_TEXT_:
━━━━━━
- Episode no.: Season 3 Episode 8
- Directed by: Tim Van Patten
- Written by: Terence Winter; Howard Korder;
- Cinematography by: Bill Coleman
- Editing by: Tim Streeto
- Original air date: November 4, 2012
- Running time: 58 minutes

Guest appearances
- James Cromwell as Andrew Mellon; Stephen Root as Gaston Means; Dominic Chianese as Leander Whitlock; Julianne Nicholson as Esther Randolph; Greg Antonacci as Johnny Torrio; Meg Steedle as Billie Kent; Patrick Kennedy as Dr. Douglas Mason; Arron Shiver as Dean O'Banion; Kerry O'Malley as Edwina Shearer; Clarke Thorell as Clifton King;

Episode chronology
| ← Previous "Sunday Best" | Next → "The Milkmaid's Lot" |
- Boardwalk Empire (season 3)

= The Pony (Boardwalk Empire) =

"The Pony" is the eighth episode of the third season of the American period crime drama television series Boardwalk Empire. It is the 32nd overall episode of the series and was written by series creator Terence Winter and executive producer Howard Korder, and directed by executive producer Tim Van Patten. It was released on HBO on November 4, 2012.

The series is set in Atlantic City, New Jersey, during the Prohibition era of the 1920s. The series follows Enoch "Nucky" Thompson, a political figure who rises to prominence and interacts with mobsters, politicians, government agents, and the common folk who look up to him. In the episode, Nucky meets with Mellon to conspire against Daugherty, while Gillian finally gets a loan for the Artemis Club, and Van Alden reaches his breaking point in Chicago.
━━━━━━
_PARTS OF THE EXERCISE_:
1/ Collect every row that contains the string "介质处理".
2/ Pick up the text on the Boardwalk Empire episode "The Pony" where it stops, and continue it.
━━━━━━
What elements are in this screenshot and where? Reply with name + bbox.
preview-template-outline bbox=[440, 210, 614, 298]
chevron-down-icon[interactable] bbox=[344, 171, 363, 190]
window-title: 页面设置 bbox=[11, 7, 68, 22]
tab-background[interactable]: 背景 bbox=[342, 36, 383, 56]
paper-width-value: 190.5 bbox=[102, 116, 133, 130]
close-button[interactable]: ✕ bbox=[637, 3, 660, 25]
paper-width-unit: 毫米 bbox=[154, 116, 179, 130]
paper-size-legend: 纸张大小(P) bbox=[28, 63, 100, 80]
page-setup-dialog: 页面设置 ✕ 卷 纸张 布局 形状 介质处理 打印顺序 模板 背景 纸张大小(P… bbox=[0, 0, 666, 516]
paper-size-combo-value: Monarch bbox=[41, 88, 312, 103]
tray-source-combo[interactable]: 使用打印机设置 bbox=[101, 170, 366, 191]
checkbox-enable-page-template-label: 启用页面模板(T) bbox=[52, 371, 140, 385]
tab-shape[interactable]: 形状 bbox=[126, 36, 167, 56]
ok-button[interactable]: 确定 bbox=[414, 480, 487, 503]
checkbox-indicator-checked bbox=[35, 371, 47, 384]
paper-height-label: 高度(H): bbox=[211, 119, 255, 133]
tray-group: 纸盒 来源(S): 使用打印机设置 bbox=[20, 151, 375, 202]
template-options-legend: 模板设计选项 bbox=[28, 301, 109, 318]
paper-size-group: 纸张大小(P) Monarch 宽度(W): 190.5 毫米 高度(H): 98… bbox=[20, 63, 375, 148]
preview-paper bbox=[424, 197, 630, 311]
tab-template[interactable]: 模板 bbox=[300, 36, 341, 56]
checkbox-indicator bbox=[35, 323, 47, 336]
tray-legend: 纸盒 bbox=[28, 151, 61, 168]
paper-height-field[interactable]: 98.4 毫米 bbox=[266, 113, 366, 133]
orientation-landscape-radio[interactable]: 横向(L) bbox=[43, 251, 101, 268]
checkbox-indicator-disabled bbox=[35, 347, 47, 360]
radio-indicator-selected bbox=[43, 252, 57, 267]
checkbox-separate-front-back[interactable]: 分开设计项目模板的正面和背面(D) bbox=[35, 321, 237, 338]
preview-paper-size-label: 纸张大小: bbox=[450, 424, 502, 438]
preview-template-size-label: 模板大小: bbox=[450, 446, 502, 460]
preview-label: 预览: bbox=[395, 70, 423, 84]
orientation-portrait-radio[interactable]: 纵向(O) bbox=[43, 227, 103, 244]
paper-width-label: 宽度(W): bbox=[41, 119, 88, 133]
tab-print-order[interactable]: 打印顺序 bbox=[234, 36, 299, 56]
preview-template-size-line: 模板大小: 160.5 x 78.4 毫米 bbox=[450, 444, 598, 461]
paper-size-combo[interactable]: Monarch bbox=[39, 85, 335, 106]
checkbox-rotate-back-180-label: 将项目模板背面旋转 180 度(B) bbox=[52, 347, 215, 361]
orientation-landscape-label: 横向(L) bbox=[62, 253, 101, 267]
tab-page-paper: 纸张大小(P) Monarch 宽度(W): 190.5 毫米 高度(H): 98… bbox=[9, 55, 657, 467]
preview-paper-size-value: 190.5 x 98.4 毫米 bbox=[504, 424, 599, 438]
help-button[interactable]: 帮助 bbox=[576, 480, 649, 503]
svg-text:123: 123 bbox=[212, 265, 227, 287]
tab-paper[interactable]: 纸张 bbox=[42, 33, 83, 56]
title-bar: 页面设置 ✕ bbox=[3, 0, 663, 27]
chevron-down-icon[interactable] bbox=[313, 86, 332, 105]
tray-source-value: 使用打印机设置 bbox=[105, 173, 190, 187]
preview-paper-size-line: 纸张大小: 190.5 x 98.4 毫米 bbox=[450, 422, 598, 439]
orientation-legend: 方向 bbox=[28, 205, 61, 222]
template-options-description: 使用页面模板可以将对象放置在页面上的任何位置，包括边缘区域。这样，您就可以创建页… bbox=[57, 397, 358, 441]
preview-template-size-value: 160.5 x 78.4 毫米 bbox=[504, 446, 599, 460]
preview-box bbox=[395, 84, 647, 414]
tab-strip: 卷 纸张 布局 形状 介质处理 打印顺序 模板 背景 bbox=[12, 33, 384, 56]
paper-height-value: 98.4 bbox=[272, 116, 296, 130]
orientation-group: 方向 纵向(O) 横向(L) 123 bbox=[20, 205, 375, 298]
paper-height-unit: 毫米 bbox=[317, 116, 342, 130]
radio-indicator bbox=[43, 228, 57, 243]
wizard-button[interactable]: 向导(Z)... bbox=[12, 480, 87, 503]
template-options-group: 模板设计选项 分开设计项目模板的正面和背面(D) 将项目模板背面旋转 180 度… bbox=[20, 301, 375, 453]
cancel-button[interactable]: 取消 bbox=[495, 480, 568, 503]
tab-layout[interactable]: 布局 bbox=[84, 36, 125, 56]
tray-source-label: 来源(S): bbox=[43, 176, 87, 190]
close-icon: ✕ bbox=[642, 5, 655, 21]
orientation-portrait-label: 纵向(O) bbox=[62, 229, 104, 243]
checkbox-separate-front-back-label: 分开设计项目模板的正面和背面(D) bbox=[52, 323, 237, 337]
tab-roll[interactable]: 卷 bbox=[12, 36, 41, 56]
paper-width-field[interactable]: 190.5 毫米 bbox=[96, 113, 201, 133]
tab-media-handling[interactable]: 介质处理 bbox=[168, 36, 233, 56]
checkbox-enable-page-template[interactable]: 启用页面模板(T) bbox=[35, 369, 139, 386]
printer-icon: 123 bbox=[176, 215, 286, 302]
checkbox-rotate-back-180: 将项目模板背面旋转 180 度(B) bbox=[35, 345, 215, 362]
━━━━━━
_TASK RESPONSES_:
1/
page-setup-dialog: 页面设置 ✕ 卷 纸张 布局 形状 介质处理 打印顺序 模板 背景 纸张大小(P… bbox=[0, 0, 666, 516]
tab-strip: 卷 纸张 布局 形状 介质处理 打印顺序 模板 背景 bbox=[12, 33, 384, 56]
tab-media-handling[interactable]: 介质处理 bbox=[168, 36, 233, 56]

2/
According to Nielsen Media Research, the episode was seen by an estimated 2.09 million household viewers and gained a 0.7 ratings share among adults aged 18–49. The episode received extremely positive reviews from critics, who praised the performances, directing, writing and ending.

==Plot==
Gillian, Richard and Leander Whitlock arrange for Roger's body to be identified as Jimmy's body, which makes Gillian eligible for a loan for the Artemis Club. After being informed of this, Nucky visits her to offer condolences. However, Gillian furiously throws a drink in his face and accuses him of killing Jimmy, which he denies. Later, Gillian learns from Luciano that he will meet with Nucky and Rothstein for dinner that night at Babette's, which angers her. She discloses this information to Gyp and buys Luciano out of his share of the Artemis Club, telling him to leave.

In Chicago, Van Alden is now on Dean O'Banion's payroll, providing him with liquor in exchange for disposing of Agent Coughlin's corpse. At his office, Van Alden is called upon to participate in a sales demonstration with his co-workers. He suddenly violently attacks his co-worker when he insults Sigrid, which culminates with him wreaking havoc in the office, horrifying everyone. He flees silently before anyone can call the police. He wants to move out of Chicago, but Sigrid convinces him that they can earn enough money through their partnership with O'Banion. Torrio has returned from Italy, meeting with Capone and O'Banion, with the latter angry for Capone's murder of Joe Miller. Torrio is not concerned about the matter, feeling that Capone has everything under control.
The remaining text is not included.